[Begin Stored data]
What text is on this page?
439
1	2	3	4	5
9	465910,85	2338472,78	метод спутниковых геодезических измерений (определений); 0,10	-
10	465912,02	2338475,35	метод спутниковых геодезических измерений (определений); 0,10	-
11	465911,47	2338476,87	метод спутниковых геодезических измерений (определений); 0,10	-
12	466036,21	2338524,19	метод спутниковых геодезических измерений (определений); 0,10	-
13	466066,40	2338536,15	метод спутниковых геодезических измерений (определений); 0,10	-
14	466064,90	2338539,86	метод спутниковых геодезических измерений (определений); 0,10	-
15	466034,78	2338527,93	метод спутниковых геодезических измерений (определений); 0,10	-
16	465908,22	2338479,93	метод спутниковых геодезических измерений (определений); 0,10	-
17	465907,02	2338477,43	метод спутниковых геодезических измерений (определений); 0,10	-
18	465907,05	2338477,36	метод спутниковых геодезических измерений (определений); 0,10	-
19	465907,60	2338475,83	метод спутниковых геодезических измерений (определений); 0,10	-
[End Stored data]
**Exercise description:** Take the entries above and transcribe them in full.

**Reply to the exercise:**
What text is on this page?
439
1	2	3	4	5
9	465910,85	2338472,78	метод спутниковых геодезических измерений (определений); 0,10	-
10	465912,02	2338475,35	метод спутниковых геодезических измерений (определений); 0,10	-
11	465911,47	2338476,87	метод спутниковых геодезических измерений (определений); 0,10	-
12	466036,21	2338524,19	метод спутниковых геодезических измерений (определений); 0,10	-
13	466066,40	2338536,15	метод спутниковых геодезических измерений (определений); 0,10	-
14	466064,90	2338539,86	метод спутниковых геодезических измерений (определений); 0,10	-
15	466034,78	2338527,93	метод спутниковых геодезических измерений (определений); 0,10	-
16	465908,22	2338479,93	метод спутниковых геодезических измерений (определений); 0,10	-
17	465907,02	2338477,43	метод спутниковых геодезических измерений (определений); 0,10	-
18	465907,05	2338477,36	метод спутниковых геодезических измерений (определений); 0,10	-
19	465907,60	2338475,83	метод спутниковых геодезических измерений (определений); 0,10	-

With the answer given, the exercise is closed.